>> Begin

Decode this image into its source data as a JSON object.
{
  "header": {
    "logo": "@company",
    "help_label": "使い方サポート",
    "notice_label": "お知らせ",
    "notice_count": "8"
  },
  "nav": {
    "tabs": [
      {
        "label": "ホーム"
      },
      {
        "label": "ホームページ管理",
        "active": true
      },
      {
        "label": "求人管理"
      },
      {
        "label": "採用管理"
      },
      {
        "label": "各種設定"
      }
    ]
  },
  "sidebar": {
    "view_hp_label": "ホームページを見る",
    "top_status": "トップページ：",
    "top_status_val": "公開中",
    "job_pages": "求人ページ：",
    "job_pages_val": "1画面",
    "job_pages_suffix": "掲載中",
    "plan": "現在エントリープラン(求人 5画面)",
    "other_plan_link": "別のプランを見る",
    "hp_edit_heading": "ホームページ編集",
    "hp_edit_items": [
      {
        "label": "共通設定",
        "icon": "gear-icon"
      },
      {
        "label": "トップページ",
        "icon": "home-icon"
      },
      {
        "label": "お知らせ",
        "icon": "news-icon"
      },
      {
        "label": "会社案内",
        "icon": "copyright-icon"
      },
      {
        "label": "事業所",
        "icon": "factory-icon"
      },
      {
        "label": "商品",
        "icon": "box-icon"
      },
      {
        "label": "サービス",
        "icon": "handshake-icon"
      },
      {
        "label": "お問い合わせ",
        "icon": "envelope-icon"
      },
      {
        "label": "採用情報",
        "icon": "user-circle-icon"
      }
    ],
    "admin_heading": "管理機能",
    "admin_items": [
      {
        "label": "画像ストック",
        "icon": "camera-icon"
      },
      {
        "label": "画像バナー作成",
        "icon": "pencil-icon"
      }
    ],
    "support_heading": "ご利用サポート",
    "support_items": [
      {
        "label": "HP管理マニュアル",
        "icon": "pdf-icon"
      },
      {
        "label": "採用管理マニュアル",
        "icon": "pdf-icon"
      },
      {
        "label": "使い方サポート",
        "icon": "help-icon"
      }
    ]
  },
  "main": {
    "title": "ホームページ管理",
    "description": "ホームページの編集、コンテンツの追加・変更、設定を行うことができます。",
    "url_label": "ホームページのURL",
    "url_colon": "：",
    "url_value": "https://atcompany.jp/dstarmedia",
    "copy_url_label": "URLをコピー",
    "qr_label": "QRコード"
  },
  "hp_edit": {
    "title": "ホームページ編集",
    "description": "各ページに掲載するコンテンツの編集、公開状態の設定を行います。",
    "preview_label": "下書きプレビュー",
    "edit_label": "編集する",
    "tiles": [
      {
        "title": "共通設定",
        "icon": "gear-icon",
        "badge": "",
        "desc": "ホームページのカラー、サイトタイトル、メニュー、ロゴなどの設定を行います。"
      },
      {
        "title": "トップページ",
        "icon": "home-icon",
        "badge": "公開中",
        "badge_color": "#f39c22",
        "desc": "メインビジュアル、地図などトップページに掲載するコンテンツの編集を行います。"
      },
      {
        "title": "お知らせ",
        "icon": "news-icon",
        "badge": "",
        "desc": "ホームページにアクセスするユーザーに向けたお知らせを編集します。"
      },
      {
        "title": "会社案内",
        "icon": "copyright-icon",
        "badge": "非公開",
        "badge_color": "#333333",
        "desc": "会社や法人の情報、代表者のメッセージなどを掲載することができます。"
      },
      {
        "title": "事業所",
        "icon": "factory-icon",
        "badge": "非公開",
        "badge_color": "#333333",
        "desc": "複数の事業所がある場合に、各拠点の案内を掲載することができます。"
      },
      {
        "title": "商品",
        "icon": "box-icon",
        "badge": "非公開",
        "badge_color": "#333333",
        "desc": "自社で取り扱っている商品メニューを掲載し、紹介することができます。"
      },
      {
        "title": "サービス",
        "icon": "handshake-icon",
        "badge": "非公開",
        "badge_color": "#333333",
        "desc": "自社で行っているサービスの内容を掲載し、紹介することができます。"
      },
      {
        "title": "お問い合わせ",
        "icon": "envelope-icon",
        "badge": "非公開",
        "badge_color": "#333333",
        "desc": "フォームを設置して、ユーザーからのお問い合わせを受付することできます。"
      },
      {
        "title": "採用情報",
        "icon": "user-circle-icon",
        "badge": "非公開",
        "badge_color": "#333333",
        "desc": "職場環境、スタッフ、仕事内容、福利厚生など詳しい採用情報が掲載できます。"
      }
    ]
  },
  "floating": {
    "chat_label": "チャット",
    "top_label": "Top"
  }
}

>> End

[Given request]
From the records, copy every line that has the string "factory" in it.

[Response to the task]
        "icon": "factory-icon"
        "icon": "factory-icon",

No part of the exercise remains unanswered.